REQUIRED WORK: Read the listing and extract each line that includes the word "which".

[START DATA SUPPLIED]

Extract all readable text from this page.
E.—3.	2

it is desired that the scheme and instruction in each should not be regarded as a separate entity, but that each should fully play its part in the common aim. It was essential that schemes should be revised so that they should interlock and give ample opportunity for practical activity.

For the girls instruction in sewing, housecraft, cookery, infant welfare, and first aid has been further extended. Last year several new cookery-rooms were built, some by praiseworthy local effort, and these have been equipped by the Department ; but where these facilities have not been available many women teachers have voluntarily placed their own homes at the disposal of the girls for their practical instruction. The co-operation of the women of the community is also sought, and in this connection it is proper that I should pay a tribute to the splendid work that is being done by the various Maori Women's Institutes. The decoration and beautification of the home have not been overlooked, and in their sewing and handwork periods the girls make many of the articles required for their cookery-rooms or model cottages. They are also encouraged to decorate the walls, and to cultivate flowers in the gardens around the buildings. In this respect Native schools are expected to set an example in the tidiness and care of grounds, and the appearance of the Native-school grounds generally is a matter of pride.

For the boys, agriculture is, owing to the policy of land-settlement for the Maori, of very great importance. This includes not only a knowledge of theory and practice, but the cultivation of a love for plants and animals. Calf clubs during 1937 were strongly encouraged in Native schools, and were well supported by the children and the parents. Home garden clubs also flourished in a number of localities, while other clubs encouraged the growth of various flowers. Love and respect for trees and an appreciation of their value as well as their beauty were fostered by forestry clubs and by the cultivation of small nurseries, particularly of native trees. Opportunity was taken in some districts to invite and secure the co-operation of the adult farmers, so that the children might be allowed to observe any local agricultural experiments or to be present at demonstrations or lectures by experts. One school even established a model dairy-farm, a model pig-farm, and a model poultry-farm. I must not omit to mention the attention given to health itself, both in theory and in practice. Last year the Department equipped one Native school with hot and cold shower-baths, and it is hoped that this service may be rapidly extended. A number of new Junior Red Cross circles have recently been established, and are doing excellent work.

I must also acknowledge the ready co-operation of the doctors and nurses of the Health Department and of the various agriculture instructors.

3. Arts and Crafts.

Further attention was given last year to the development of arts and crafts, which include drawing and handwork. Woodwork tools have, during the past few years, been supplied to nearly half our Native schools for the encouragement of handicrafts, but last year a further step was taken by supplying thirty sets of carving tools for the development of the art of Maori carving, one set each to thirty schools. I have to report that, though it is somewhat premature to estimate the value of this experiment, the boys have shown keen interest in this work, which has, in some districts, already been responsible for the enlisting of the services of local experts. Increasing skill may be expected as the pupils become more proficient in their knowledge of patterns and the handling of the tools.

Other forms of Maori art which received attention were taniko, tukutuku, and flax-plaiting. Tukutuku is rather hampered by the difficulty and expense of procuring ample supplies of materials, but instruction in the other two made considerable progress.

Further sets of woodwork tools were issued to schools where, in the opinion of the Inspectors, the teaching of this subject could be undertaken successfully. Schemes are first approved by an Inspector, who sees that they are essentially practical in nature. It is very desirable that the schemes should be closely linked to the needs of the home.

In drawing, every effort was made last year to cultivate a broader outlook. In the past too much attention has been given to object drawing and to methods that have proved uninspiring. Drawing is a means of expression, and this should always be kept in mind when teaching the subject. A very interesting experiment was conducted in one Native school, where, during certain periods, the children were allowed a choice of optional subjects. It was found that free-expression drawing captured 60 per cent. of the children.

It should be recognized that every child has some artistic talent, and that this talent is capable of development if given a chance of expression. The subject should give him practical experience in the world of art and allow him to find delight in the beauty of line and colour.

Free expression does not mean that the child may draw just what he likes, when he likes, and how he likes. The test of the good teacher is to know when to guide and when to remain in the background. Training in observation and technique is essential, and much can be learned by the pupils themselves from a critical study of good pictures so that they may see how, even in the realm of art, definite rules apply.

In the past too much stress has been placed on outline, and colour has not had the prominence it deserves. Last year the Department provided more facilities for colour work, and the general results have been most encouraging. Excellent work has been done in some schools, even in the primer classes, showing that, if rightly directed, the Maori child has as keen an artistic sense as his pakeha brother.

[END DATA SUPPLIED]

ANSWER TO THE TASK:
Further attention was given last year to the development of arts and crafts, which include drawing and handwork. Woodwork tools have, during the past few years, been supplied to nearly half our Native schools for the encouragement of handicrafts, but last year a further step was taken by supplying thirty sets of carving tools for the development of the art of Maori carving, one set each to thirty schools. I have to report that, though it is somewhat premature to estimate the value of this experiment, the boys have shown keen interest in this work, which has, in some districts, already been responsible for the enlisting of the services of local experts. Increasing skill may be expected as the pupils become more proficient in their knowledge of patterns and the handling of the tools.
Other forms of Maori art which received attention were taniko, tukutuku, and flax-plaiting. Tukutuku is rather hampered by the difficulty and expense of procuring ample supplies of materials, but instruction in the other two made considerable progress.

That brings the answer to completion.